>> BEGIN

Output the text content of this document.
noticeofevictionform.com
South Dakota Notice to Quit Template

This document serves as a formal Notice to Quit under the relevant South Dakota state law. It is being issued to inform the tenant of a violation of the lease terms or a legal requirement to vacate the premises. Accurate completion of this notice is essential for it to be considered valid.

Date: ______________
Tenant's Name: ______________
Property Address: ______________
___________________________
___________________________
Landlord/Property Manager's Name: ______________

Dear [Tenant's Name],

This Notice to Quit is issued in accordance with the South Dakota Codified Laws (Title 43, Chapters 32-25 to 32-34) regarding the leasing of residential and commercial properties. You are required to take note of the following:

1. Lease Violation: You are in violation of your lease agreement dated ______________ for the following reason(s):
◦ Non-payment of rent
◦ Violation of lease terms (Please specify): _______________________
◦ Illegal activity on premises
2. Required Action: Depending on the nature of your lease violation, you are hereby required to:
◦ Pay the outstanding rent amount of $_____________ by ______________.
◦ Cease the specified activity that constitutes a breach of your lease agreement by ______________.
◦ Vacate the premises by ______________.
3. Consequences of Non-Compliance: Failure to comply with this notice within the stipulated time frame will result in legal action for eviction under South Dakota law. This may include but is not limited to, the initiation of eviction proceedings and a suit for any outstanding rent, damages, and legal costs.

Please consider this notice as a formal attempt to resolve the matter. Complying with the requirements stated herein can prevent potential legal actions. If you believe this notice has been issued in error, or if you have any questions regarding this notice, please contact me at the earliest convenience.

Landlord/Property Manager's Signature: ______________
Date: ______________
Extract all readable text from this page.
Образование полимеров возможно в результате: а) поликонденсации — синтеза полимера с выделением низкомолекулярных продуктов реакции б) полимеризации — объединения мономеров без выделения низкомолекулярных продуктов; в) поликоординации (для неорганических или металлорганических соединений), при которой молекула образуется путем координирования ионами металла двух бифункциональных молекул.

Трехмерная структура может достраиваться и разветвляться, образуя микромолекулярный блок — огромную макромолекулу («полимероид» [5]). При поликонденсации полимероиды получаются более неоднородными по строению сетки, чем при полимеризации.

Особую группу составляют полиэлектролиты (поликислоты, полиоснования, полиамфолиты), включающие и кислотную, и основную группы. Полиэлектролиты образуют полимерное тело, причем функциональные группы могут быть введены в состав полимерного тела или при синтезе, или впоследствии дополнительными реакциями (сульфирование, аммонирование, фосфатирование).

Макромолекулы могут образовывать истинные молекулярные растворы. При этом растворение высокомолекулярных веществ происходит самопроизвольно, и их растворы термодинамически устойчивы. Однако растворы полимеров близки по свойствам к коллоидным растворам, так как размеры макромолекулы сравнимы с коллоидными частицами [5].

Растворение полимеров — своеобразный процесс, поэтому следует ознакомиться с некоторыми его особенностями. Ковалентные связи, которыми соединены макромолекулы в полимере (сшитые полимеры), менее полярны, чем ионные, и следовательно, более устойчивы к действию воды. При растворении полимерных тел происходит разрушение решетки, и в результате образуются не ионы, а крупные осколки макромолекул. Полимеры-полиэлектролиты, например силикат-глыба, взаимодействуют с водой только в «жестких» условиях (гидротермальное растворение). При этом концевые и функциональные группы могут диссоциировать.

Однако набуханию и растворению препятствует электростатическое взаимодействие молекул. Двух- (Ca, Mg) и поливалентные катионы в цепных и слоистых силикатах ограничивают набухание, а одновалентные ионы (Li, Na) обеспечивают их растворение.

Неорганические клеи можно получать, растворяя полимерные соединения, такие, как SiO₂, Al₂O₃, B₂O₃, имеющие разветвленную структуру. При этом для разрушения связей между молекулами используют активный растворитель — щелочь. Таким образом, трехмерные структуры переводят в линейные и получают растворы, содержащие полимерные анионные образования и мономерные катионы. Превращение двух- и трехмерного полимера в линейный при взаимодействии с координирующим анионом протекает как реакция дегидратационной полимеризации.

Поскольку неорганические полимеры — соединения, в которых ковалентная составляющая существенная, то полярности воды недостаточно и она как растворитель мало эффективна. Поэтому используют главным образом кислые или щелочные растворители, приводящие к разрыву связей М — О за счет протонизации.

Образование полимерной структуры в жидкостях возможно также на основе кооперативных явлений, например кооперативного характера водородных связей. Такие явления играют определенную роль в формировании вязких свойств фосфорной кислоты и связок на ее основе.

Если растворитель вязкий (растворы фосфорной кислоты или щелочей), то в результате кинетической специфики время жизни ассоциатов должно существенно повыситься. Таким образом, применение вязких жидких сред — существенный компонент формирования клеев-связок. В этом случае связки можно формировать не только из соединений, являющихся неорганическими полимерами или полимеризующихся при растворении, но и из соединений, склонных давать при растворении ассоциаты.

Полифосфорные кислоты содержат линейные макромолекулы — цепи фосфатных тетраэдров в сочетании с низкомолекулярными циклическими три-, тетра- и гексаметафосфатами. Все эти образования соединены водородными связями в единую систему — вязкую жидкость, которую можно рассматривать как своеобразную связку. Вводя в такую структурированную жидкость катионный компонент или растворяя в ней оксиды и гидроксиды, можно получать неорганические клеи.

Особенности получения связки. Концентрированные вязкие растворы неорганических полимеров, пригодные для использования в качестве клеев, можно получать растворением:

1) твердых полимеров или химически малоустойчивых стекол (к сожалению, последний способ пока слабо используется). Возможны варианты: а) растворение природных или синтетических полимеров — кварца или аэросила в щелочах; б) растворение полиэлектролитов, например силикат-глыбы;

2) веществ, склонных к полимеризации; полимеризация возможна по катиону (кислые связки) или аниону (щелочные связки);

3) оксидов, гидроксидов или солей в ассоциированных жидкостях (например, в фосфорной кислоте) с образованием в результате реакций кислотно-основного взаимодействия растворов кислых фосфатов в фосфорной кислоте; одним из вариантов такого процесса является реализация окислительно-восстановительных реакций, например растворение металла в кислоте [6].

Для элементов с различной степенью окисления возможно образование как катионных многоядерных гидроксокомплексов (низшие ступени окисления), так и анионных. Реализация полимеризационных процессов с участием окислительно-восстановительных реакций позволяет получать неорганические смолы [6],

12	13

>> END

- Short problem:
Retype every entry word for word.

- The output:
Output the text content of this document.
noticeofevictionform.com
South Dakota Notice to Quit Template

This document serves as a formal Notice to Quit under the relevant South Dakota state law. It is being issued to inform the tenant of a violation of the lease terms or a legal requirement to vacate the premises. Accurate completion of this notice is essential for it to be considered valid.

Date: ______________
Tenant's Name: ______________
Property Address: ______________
___________________________
___________________________
Landlord/Property Manager's Name: ______________

Dear [Tenant's Name],

This Notice to Quit is issued in accordance with the South Dakota Codified Laws (Title 43, Chapters 32-25 to 32-34) regarding the leasing of residential and commercial properties. You are required to take note of the following:

1. Lease Violation: You are in violation of your lease agreement dated ______________ for the following reason(s):
◦ Non-payment of rent
◦ Violation of lease terms (Please specify): _______________________
◦ Illegal activity on premises
2. Required Action: Depending on the nature of your lease violation, you are hereby required to:
◦ Pay the outstanding rent amount of $_____________ by ______________.
◦ Cease the specified activity that constitutes a breach of your lease agreement by ______________.
◦ Vacate the premises by ______________.
3. Consequences of Non-Compliance: Failure to comply with this notice within the stipulated time frame will result in legal action for eviction under South Dakota law. This may include but is not limited to, the initiation of eviction proceedings and a suit for any outstanding rent, damages, and legal costs.

Please consider this notice as a formal attempt to resolve the matter. Complying with the requirements stated herein can prevent potential legal actions. If you believe this notice has been issued in error, or if you have any questions regarding this notice, please contact me at the earliest convenience.

Landlord/Property Manager's Signature: ______________
Date: ______________
Extract all readable text from this page.
Образование полимеров возможно в результате: а) поликонденсации — синтеза полимера с выделением низкомолекулярных продуктов реакции б) полимеризации — объединения мономеров без выделения низкомолекулярных продуктов; в) поликоординации (для неорганических или металлорганических соединений), при которой молекула образуется путем координирования ионами металла двух бифункциональных молекул.

Трехмерная структура может достраиваться и разветвляться, образуя микромолекулярный блок — огромную макромолекулу («полимероид» [5]). При поликонденсации полимероиды получаются более неоднородными по строению сетки, чем при полимеризации.

Особую группу составляют полиэлектролиты (поликислоты, полиоснования, полиамфолиты), включающие и кислотную, и основную группы. Полиэлектролиты образуют полимерное тело, причем функциональные группы могут быть введены в состав полимерного тела или при синтезе, или впоследствии дополнительными реакциями (сульфирование, аммонирование, фосфатирование).

Макромолекулы могут образовывать истинные молекулярные растворы. При этом растворение высокомолекулярных веществ происходит самопроизвольно, и их растворы термодинамически устойчивы. Однако растворы полимеров близки по свойствам к коллоидным растворам, так как размеры макромолекулы сравнимы с коллоидными частицами [5].

Растворение полимеров — своеобразный процесс, поэтому следует ознакомиться с некоторыми его особенностями. Ковалентные связи, которыми соединены макромолекулы в полимере (сшитые полимеры), менее полярны, чем ионные, и следовательно, более устойчивы к действию воды. При растворении полимерных тел происходит разрушение решетки, и в результате образуются не ионы, а крупные осколки макромолекул. Полимеры-полиэлектролиты, например силикат-глыба, взаимодействуют с водой только в «жестких» условиях (гидротермальное растворение). При этом концевые и функциональные группы могут диссоциировать.

Однако набуханию и растворению препятствует электростатическое взаимодействие молекул. Двух- (Ca, Mg) и поливалентные катионы в цепных и слоистых силикатах ограничивают набухание, а одновалентные ионы (Li, Na) обеспечивают их растворение.

Неорганические клеи можно получать, растворяя полимерные соединения, такие, как SiO₂, Al₂O₃, B₂O₃, имеющие разветвленную структуру. При этом для разрушения связей между молекулами используют активный растворитель — щелочь. Таким образом, трехмерные структуры переводят в линейные и получают растворы, содержащие полимерные анионные образования и мономерные катионы. Превращение двух- и трехмерного полимера в линейный при взаимодействии с координирующим анионом протекает как реакция дегидратационной полимеризации.

Поскольку неорганические полимеры — соединения, в которых ковалентная составляющая существенная, то полярности воды недостаточно и она как растворитель мало эффективна. Поэтому используют главным образом кислые или щелочные растворители, приводящие к разрыву связей М — О за счет протонизации.

Образование полимерной структуры в жидкостях возможно также на основе кооперативных явлений, например кооперативного характера водородных связей. Такие явления играют определенную роль в формировании вязких свойств фосфорной кислоты и связок на ее основе.

Если растворитель вязкий (растворы фосфорной кислоты или щелочей), то в результате кинетической специфики время жизни ассоциатов должно существенно повыситься. Таким образом, применение вязких жидких сред — существенный компонент формирования клеев-связок. В этом случае связки можно формировать не только из соединений, являющихся неорганическими полимерами или полимеризующихся при растворении, но и из соединений, склонных давать при растворении ассоциаты.

Полифосфорные кислоты содержат линейные макромолекулы — цепи фосфатных тетраэдров в сочетании с низкомолекулярными циклическими три-, тетра- и гексаметафосфатами. Все эти образования соединены водородными связями в единую систему — вязкую жидкость, которую можно рассматривать как своеобразную связку. Вводя в такую структурированную жидкость катионный компонент или растворяя в ней оксиды и гидроксиды, можно получать неорганические клеи.

Особенности получения связки. Концентрированные вязкие растворы неорганических полимеров, пригодные для использования в качестве клеев, можно получать растворением:

1) твердых полимеров или химически малоустойчивых стекол (к сожалению, последний способ пока слабо используется). Возможны варианты: а) растворение природных или синтетических полимеров — кварца или аэросила в щелочах; б) растворение полиэлектролитов, например силикат-глыбы;

2) веществ, склонных к полимеризации; полимеризация возможна по катиону (кислые связки) или аниону (щелочные связки);

3) оксидов, гидроксидов или солей в ассоциированных жидкостях (например, в фосфорной кислоте) с образованием в результате реакций кислотно-основного взаимодействия растворов кислых фосфатов в фосфорной кислоте; одним из вариантов такого процесса является реализация окислительно-восстановительных реакций, например растворение металла в кислоте [6].

Для элементов с различной степенью окисления возможно образование как катионных многоядерных гидроксокомплексов (низшие ступени окисления), так и анионных. Реализация полимеризационных процессов с участием окислительно-восстановительных реакций позволяет получать неорганические смолы [6],

12	13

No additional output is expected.